WHAT IS BEING ASKED: Write out every line of the material exactly as it appears.

[begin SUPPLIED DATA]

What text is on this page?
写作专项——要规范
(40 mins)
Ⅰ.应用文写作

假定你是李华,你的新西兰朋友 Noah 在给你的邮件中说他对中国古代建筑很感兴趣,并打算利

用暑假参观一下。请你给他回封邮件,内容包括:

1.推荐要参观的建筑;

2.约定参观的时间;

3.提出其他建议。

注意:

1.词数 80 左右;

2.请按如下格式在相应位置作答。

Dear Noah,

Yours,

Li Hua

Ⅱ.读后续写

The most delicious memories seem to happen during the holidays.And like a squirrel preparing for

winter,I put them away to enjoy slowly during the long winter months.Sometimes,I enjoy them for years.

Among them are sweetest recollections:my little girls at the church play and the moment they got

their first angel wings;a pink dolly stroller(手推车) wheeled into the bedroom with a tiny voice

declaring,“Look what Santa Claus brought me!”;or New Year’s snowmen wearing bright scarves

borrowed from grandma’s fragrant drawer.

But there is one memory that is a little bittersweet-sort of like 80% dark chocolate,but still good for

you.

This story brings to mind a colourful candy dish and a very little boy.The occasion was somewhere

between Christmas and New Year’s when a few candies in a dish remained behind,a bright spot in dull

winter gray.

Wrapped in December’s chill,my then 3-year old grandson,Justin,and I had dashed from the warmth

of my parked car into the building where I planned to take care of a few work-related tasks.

[end SUPPLIED DATA]

EXPECTED ANSWER:
What text is on this page?
写作专项——要规范
(40 mins)
Ⅰ.应用文写作

假定你是李华,你的新西兰朋友 Noah 在给你的邮件中说他对中国古代建筑很感兴趣,并打算利

用暑假参观一下。请你给他回封邮件,内容包括:

1.推荐要参观的建筑;

2.约定参观的时间;

3.提出其他建议。

注意:

1.词数 80 左右;

2.请按如下格式在相应位置作答。

Dear Noah,

Yours,

Li Hua

Ⅱ.读后续写

The most delicious memories seem to happen during the holidays.And like a squirrel preparing for

winter,I put them away to enjoy slowly during the long winter months.Sometimes,I enjoy them for years.

Among them are sweetest recollections:my little girls at the church play and the moment they got

their first angel wings;a pink dolly stroller(手推车) wheeled into the bedroom with a tiny voice

declaring,“Look what Santa Claus brought me!”;or New Year’s snowmen wearing bright scarves

borrowed from grandma’s fragrant drawer.

But there is one memory that is a little bittersweet-sort of like 80% dark chocolate,but still good for

you.

This story brings to mind a colourful candy dish and a very little boy.The occasion was somewhere

between Christmas and New Year’s when a few candies in a dish remained behind,a bright spot in dull

winter gray.

Wrapped in December’s chill,my then 3-year old grandson,Justin,and I had dashed from the warmth

of my parked car into the building where I planned to take care of a few work-related tasks.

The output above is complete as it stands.